Data entries
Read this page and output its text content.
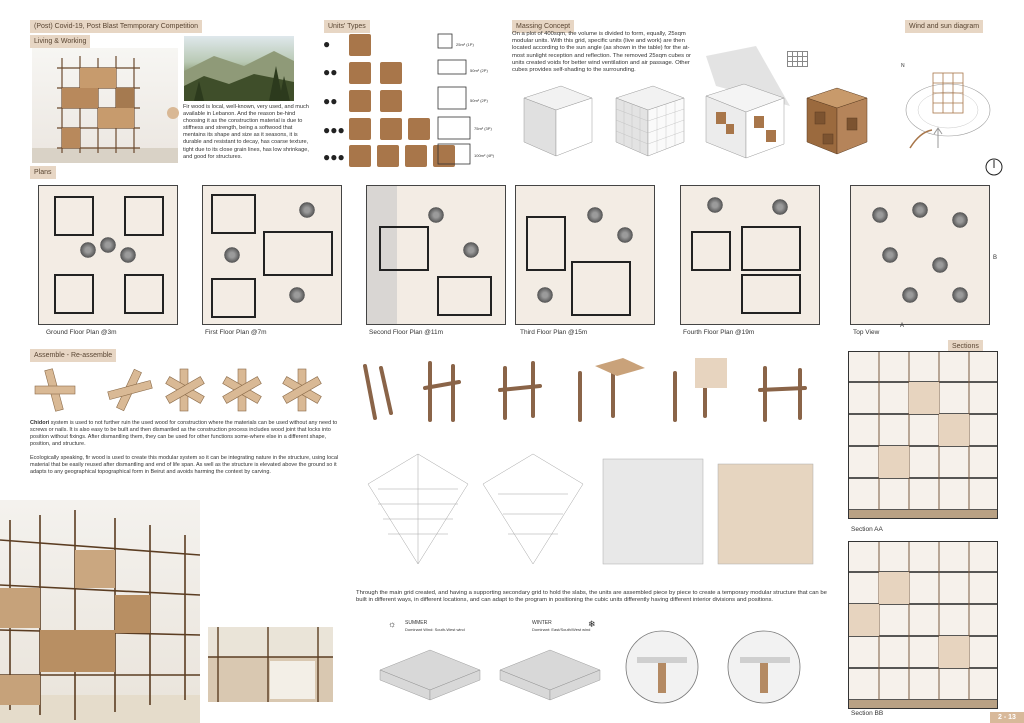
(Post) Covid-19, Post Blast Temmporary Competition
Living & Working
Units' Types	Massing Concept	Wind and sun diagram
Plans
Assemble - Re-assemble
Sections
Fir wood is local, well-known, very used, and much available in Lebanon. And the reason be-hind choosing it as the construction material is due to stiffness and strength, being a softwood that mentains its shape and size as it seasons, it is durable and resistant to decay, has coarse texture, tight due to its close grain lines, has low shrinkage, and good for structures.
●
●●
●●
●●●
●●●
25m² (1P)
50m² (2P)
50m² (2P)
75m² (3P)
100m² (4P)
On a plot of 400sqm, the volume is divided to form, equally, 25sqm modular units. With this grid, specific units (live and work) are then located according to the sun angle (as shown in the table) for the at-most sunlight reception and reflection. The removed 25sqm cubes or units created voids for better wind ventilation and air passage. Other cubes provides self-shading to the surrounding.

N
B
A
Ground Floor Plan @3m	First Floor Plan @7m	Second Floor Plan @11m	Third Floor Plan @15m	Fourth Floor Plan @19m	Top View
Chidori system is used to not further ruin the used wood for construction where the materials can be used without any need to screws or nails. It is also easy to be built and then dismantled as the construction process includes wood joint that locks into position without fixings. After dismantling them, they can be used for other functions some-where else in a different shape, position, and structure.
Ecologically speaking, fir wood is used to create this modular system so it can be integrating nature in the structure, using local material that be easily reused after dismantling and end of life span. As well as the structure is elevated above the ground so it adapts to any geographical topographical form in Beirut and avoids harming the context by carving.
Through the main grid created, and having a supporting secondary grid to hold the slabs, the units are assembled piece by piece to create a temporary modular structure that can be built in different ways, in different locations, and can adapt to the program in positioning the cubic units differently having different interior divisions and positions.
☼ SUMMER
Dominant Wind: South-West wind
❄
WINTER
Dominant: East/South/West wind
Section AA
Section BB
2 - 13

▶ [Task description]: Give the number of lines in the material above that have the word "Dominant" in them, and nothing more.

▶ [Task output]: 2